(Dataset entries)
=-=-=-=-=

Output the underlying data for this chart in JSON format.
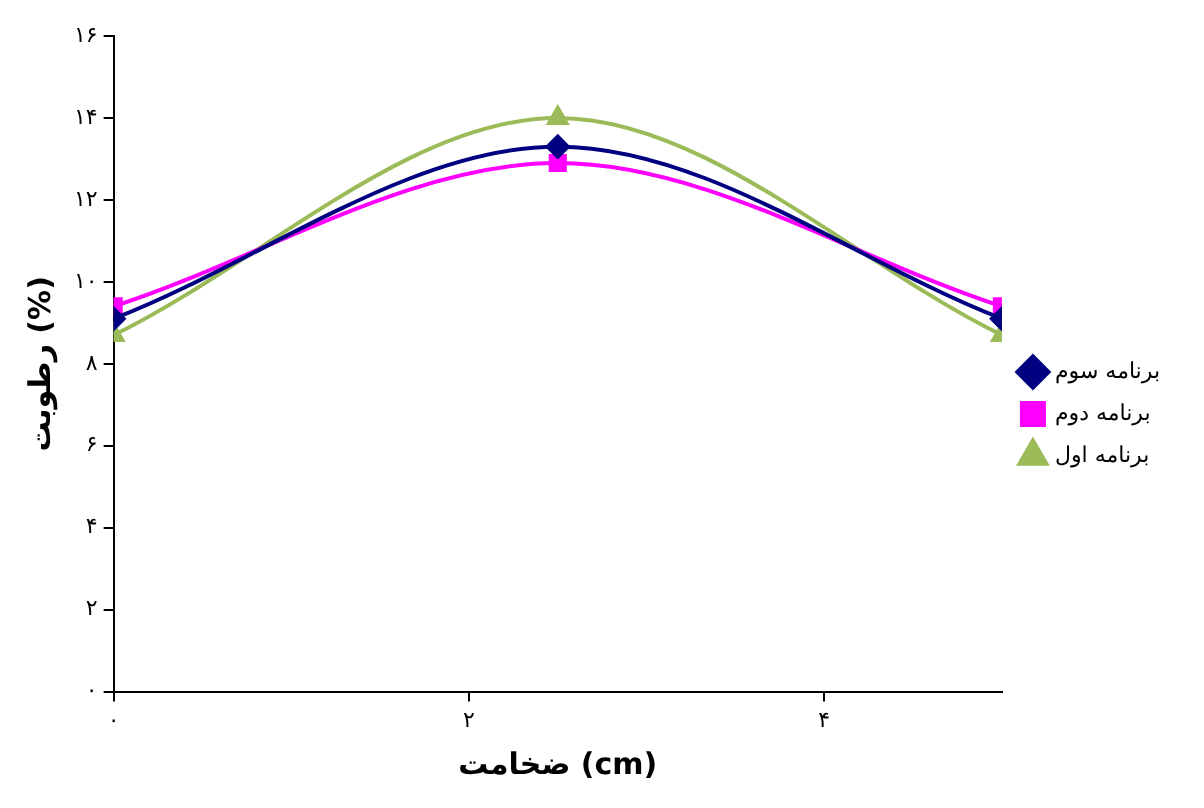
{
  "chart_data": {
    "type": "line",
    "xlabel": "ضخامت (cm)",
    "ylabel": "رطوبت (%)",
    "x": [
      0,
      2.5,
      5
    ],
    "xlim": [
      0,
      5
    ],
    "xticks": [
      {
        "value": 0,
        "label": "۰"
      },
      {
        "value": 2,
        "label": "۲"
      },
      {
        "value": 4,
        "label": "۴"
      }
    ],
    "ylim": [
      0,
      16
    ],
    "yticks": [
      {
        "value": 0,
        "label": "۰"
      },
      {
        "value": 2,
        "label": "۲"
      },
      {
        "value": 4,
        "label": "۴"
      },
      {
        "value": 6,
        "label": "۶"
      },
      {
        "value": 8,
        "label": "۸"
      },
      {
        "value": 10,
        "label": "۱۰"
      },
      {
        "value": 12,
        "label": "۱۲"
      },
      {
        "value": 14,
        "label": "۱۴"
      },
      {
        "value": 16,
        "label": "۱۶"
      }
    ],
    "grid": false,
    "legend": "right",
    "series": [
      {
        "name": "برنامه سوم",
        "color": "#000080",
        "marker": "diamond",
        "values": [
          9.1,
          13.3,
          9.1
        ]
      },
      {
        "name": "برنامه دوم",
        "color": "#ff00ff",
        "marker": "square",
        "values": [
          9.4,
          12.9,
          9.4
        ]
      },
      {
        "name": "برنامه اول",
        "color": "#9bbb59",
        "marker": "triangle",
        "values": [
          8.7,
          14,
          8.7
        ]
      }
    ]
  }
}
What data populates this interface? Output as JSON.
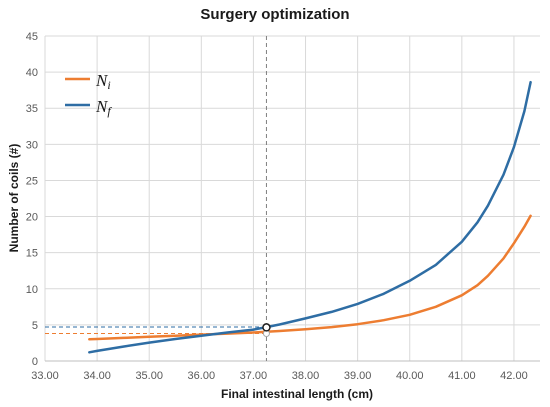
{
  "chart_data": {
    "type": "line",
    "title": "Surgery optimization",
    "xlabel": "Final intestinal length (cm)",
    "ylabel": "Number of coils (#)",
    "xlim": [
      33,
      42.5
    ],
    "ylim": [
      0,
      45
    ],
    "xticks": [
      33,
      34,
      35,
      36,
      37,
      38,
      39,
      40,
      41,
      42
    ],
    "xtick_labels": [
      "33.00",
      "34.00",
      "35.00",
      "36.00",
      "37.00",
      "38.00",
      "39.00",
      "40.00",
      "41.00",
      "42.00"
    ],
    "yticks": [
      0,
      5,
      10,
      15,
      20,
      25,
      30,
      35,
      40,
      45
    ],
    "ytick_labels": [
      "0",
      "5",
      "10",
      "15",
      "20",
      "25",
      "30",
      "35",
      "40",
      "45"
    ],
    "grid": true,
    "legend_position": "top-left",
    "series": [
      {
        "name": "Ni",
        "legend_base": "N",
        "legend_sub": "i",
        "color": "#ED7D31",
        "x": [
          33.85,
          34.0,
          34.5,
          35.0,
          35.5,
          36.0,
          36.5,
          37.0,
          37.25,
          37.5,
          38.0,
          38.5,
          39.0,
          39.5,
          40.0,
          40.5,
          41.0,
          41.3,
          41.5,
          41.8,
          42.0,
          42.2,
          42.32
        ],
        "y": [
          3.0,
          3.05,
          3.2,
          3.35,
          3.5,
          3.65,
          3.8,
          3.95,
          4.05,
          4.15,
          4.4,
          4.7,
          5.1,
          5.65,
          6.4,
          7.5,
          9.1,
          10.5,
          11.8,
          14.2,
          16.3,
          18.6,
          20.1
        ]
      },
      {
        "name": "Nf",
        "legend_base": "N",
        "legend_sub": "f",
        "color": "#2E6DA4",
        "x": [
          33.85,
          34.0,
          34.5,
          35.0,
          35.5,
          36.0,
          36.5,
          37.0,
          37.25,
          37.5,
          38.0,
          38.5,
          39.0,
          39.5,
          40.0,
          40.5,
          41.0,
          41.3,
          41.5,
          41.8,
          42.0,
          42.2,
          42.32
        ],
        "y": [
          1.2,
          1.4,
          2.0,
          2.55,
          3.05,
          3.5,
          3.95,
          4.35,
          4.7,
          5.05,
          5.9,
          6.8,
          7.9,
          9.3,
          11.1,
          13.3,
          16.5,
          19.2,
          21.5,
          25.8,
          29.6,
          34.6,
          38.6
        ]
      }
    ],
    "intersection": {
      "x": 37.25,
      "y": 4.65,
      "ni_level": 3.8,
      "nf_level": 4.7
    }
  }
}
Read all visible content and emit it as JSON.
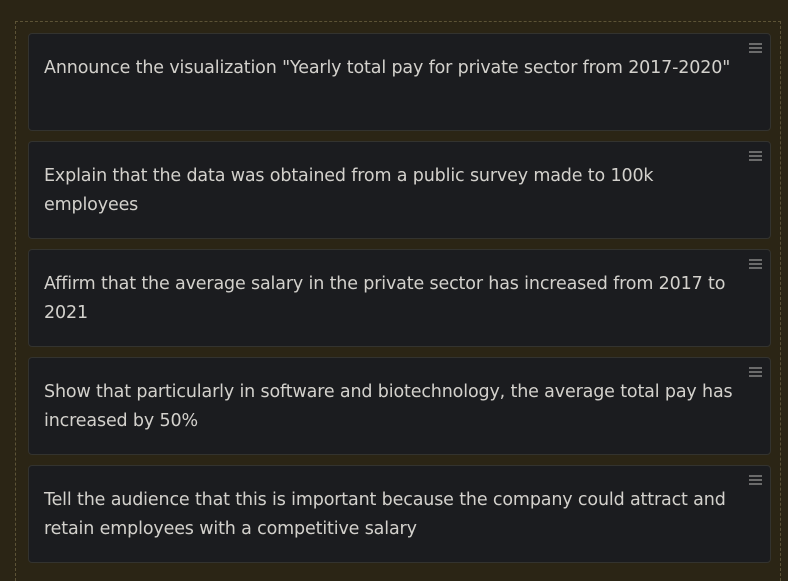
{
  "steps": [
    {
      "text": "Announce the visualization \"Yearly total pay for private sector from 2017-2020\""
    },
    {
      "text": "Explain that the data was obtained from a public survey made to 100k employees"
    },
    {
      "text": "Affirm that the average salary in the private sector has increased from 2017 to 2021"
    },
    {
      "text": "Show that particularly in software and biotechnology, the average total pay has increased by 50%"
    },
    {
      "text": "Tell the audience that this is important because the company could attract and retain employees with a competitive salary"
    }
  ],
  "icons": {
    "handle": "drag-handle-icon"
  }
}
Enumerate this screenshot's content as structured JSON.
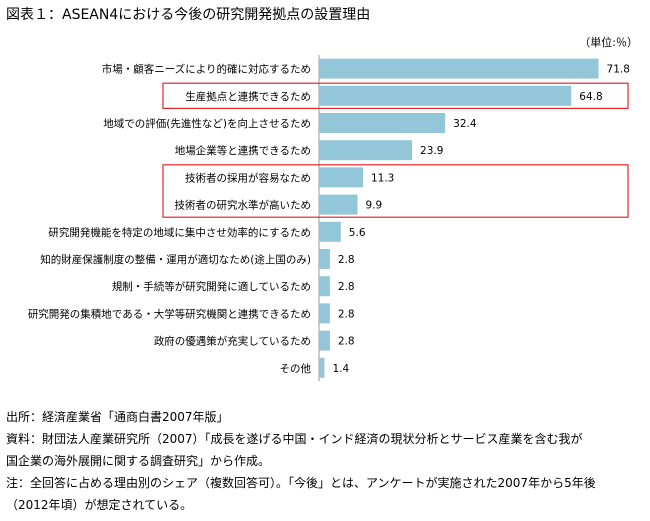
{
  "title": "図表１：ASEAN4における今後の研究開発拠点の設置理由",
  "unit": "（単位:％）",
  "colors": {
    "bar": "#93c6d8",
    "highlight": "#e0292d",
    "axis": "#999999"
  },
  "chart_data": {
    "type": "bar",
    "orientation": "horizontal",
    "title": "図表１：ASEAN4における今後の研究開発拠点の設置理由",
    "unit": "（単位:％）",
    "xlim": [
      0,
      75
    ],
    "grid": false,
    "categories": [
      "市場・顧客ニーズにより的確に対応するため",
      "生産拠点と連携できるため",
      "地域での評価(先進性など)を向上させるため",
      "地場企業等と連携できるため",
      "技術者の採用が容易なため",
      "技術者の研究水準が高いため",
      "研究開発機能を特定の地域に集中させ効率的にするため",
      "知的財産保護制度の整備・運用が適切なため(途上国のみ)",
      "規制・手続等が研究開発に適しているため",
      "研究開発の集積地である・大学等研究機関と連携できるため",
      "政府の優遇策が充実しているため",
      "その他"
    ],
    "values": [
      71.8,
      64.8,
      32.4,
      23.9,
      11.3,
      9.9,
      5.6,
      2.8,
      2.8,
      2.8,
      2.8,
      1.4
    ],
    "value_labels": [
      "71.8",
      "64.8",
      "32.4",
      "23.9",
      "11.3",
      "9.9",
      "5.6",
      "2.8",
      "2.8",
      "2.8",
      "2.8",
      "1.4"
    ],
    "highlight_groups": [
      [
        1
      ],
      [
        4,
        5
      ]
    ]
  },
  "notes": [
    "出所：経済産業省「通商白書2007年版」",
    "資料：財団法人産業研究所（2007）「成長を遂げる中国・インド経済の現状分析とサービス産業を含む我が",
    "国企業の海外展開に関する調査研究」から作成。",
    "注：全回答に占める理由別のシェア（複数回答可）。「今後」とは、アンケートが実施された2007年から5年後",
    "（2012年頃）が想定されている。"
  ]
}
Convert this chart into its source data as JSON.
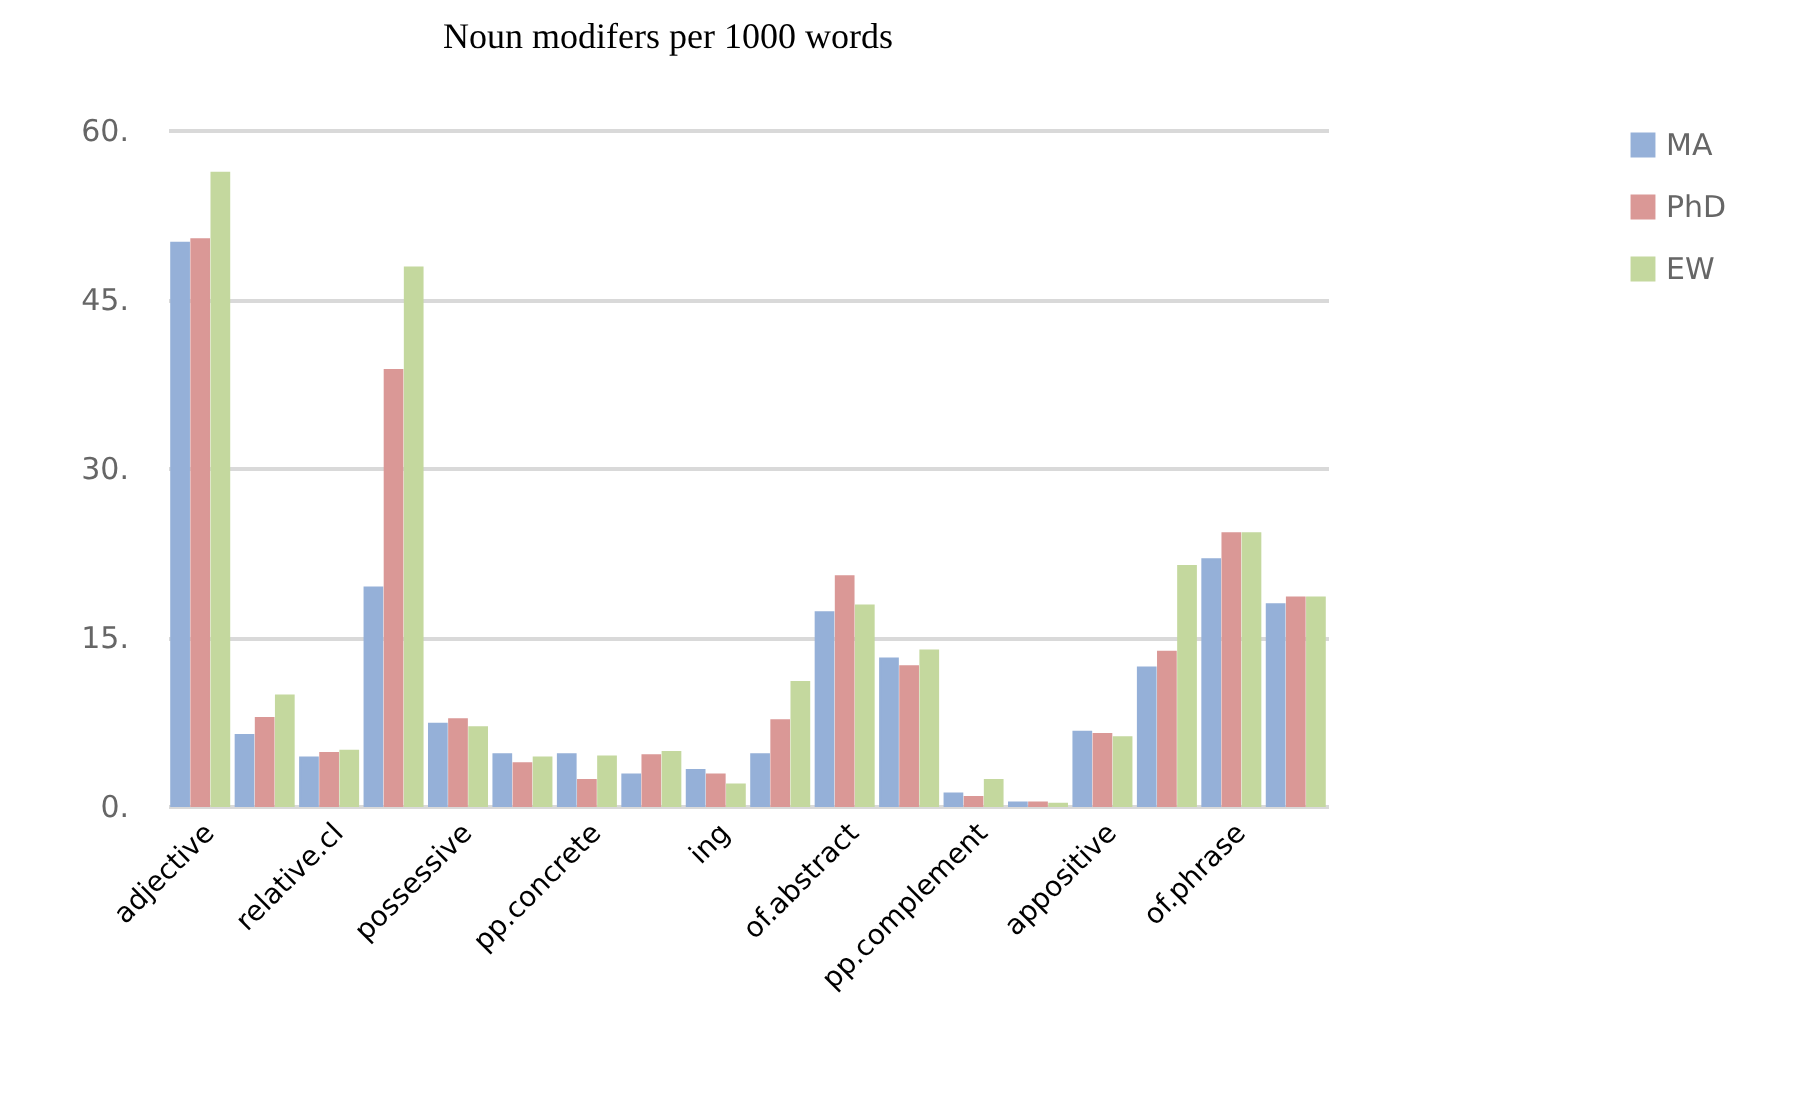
{
  "chart_data": {
    "type": "bar",
    "title": "Noun modifers per 1000 words",
    "categories": [
      "adjective",
      null,
      "relative.cl",
      null,
      "possessive",
      null,
      "pp.concrete",
      null,
      "ing",
      null,
      "of.abstract",
      null,
      "pp.complement",
      null,
      "appositive",
      null,
      "of.phrase",
      null
    ],
    "series": [
      {
        "name": "MA",
        "color": "#95b0d8",
        "values": [
          50,
          6.3,
          4.3,
          19.4,
          7.3,
          4.6,
          4.6,
          2.8,
          3.2,
          4.6,
          17.2,
          13.1,
          1.1,
          0.3,
          6.6,
          12.3,
          21.9,
          17.9
        ]
      },
      {
        "name": "PhD",
        "color": "#da9896",
        "values": [
          50.3,
          7.8,
          4.7,
          38.7,
          7.7,
          3.8,
          2.3,
          4.5,
          2.8,
          7.6,
          20.4,
          12.4,
          0.8,
          0.3,
          6.4,
          13.7,
          24.2,
          18.5
        ]
      },
      {
        "name": "EW",
        "color": "#c4d89e",
        "values": [
          56.2,
          9.8,
          4.9,
          47.8,
          7.0,
          4.3,
          4.4,
          4.8,
          1.9,
          11.0,
          17.8,
          13.8,
          2.3,
          0.2,
          6.1,
          21.3,
          24.2,
          18.5
        ]
      }
    ],
    "ylim": [
      0,
      60
    ],
    "yticks": [
      {
        "value": 0,
        "label": "0."
      },
      {
        "value": 15,
        "label": "15."
      },
      {
        "value": 30,
        "label": "30."
      },
      {
        "value": 45,
        "label": "45."
      },
      {
        "value": 60,
        "label": "60."
      }
    ],
    "grid": "y",
    "legend": "right"
  }
}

=-=-=-=-=

Report all lines of the material that contain the word "average".

      "text": "Affirm that the average salary in the private sector has increased from 2017 to 2021"
      "text": "Show that particularly in software and biotechnology, the average total pay has increased by 50%"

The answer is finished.